> **TEXTO DE LEITURA**
O documento foi lido por múltiplas vozes e conta com quatro páginas. O texto é alinhado ao discurso histórico de movimentos de esquerda, citando o "avançado da extrema direita, do fascismo e das guerras ao redor do mundo" como o que "exacerba a crise climática e a explosão da natureza e dos povos".
O feminismo também é colocado como parte central da carta: "Não há vida sem natureza. Não há vida sem a ética e o trabalho de cuidados. Por isso, o feminismo é parte central do nosso projeto político. Colocamos o trabalho de reprodução da vida no centro, é isso que nos diferencia radicalmente dos que querem preservar a lógica e a dinâmica de um sistema econômico que prioriza o lucro e a acumulação privada de riquezas".
A partir disso, primeiro são feitas 7 afirmações iniciais, onde o capitalismo é apontado como a causa principal da crise climática, que é ressaltado que as comunidades periféricas são as mais afetadas pelos eventos extremos e dito que são contra qualquer falsa solução. Depois são feitas 15 propostas (leia abaixo na integra).
Mais sobre a Cúpula dos Povos
A entrega da carta acontece um dia após as ruas de Belém serem tomadas pela Marcha Global pelo Clima, também promovido pela Cúpula dos Povos, que reuniu cerca de 70 mil pessoas, segundo últimas atualizações da organização obtidas pelo Terra. Inicialmente a carta seria entregue ao fim do ato, mas foi feita formalmente neste domingo.
O evento começou por volta de 9 horas com público reunido balançando bandeiras de movimentos, entoando gritos e cânticos. O clima era de resistência e união, com pessoas de múltiplas frentes sociais e nacionalidades emocionadas por estarem em conjunto no momento simbólico.
A Cúpula dos Povos é uma das agendas paralelas da COP30 que teve início na última quarta-feira, 12, e tem seu encerramento neste domingo. Foram dias de articulações com mais de 65 países e 1100 organizações e movimentos que levaram à escrita da carta entregue neste domingo. Por mais que esteja tendo fim o grande encontro que ficou sediado na UFPA, representantes da Cúpula também se farão presente dentro dos espaços oficiais da COP30 na última semana da conferência-- que tem fim na sexta-feira, dia 21.
15 propostas da Cúpula dos Povos na integra:
- O enfrentamento às falsas soluções de mercado. O ar, as florestas, as águas, as terras, os minérios e as fontes de energia não podem permanecer como propriedade privada nem serem apropriados, porque são bens comuns dos povos.

> **INFORMAÇÕES REGISTRADAS**
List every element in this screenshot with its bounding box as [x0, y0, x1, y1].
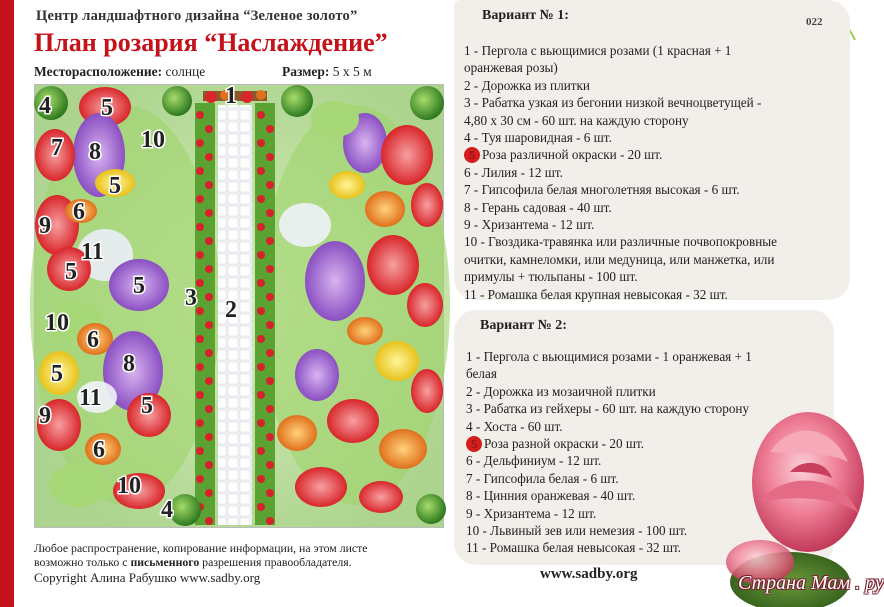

> **TAREFAS PROPOSTAS**
- A) Como ficaria, em forma de lista e mantendo os fatos principais, o parágrafo do texto sobre a Cúpula dos Povos que começa com "A entrega da carta acontece um dia após"?
- B) Dê continuidade ao texto sobre a Cúpula dos Povos a partir do ponto em que ele termina.

> **RESPOSTAS POR TAREFA**
- A)
- A carta foi entregue um dia depois da Marcha Global pelo Clima, que tomou as ruas de Belém.
- A marcha também foi promovida pela Cúpula dos Povos.
- Segundo as últimas atualizações da organização obtidas pelo Terra, o ato reuniu cerca de 70 mil pessoas.
- A ideia inicial era entregar a carta ao fim do ato, mas a entrega formal aconteceu neste domingo.

- B)
- Cobramos que haja participação e protagonismo dos povos na construção de soluções climáticas, reconhecendo os saberes ancestrais. A multidiversidade de culturas e de cosmovisões, carrega sabedoria e conhecimentos ancestrais que os Estados devem reconhecer como referências para soluções às múltiplas crises que assolam a humanidade e a Mãe Natureza.
- Exigimos a demarcação e proteção das terras e territórios indígenas e de outros povos e comunidades locais, uma vez que são quem garantem a floresta viva. Exigimos dos governos o desmatamento zero, o fim das queimadas criminosas, e políticas de Estado para restauração ecológica e recuperação de áreas degradadas e atingidas pela crise climática.
- Reivindicamos a concretização da reforma agrária popular e o fomento à agroecologia, para garantia da soberania alimentar e combate à concentração fundiária. Os povos produzem alimentos saudáveis, a fim de eliminar a fome no mundo, com base na cooperação e acesso a técnicas e tecnologias de controle popular. Esse é um exemplo de verdadeira solução para combater a crise climática.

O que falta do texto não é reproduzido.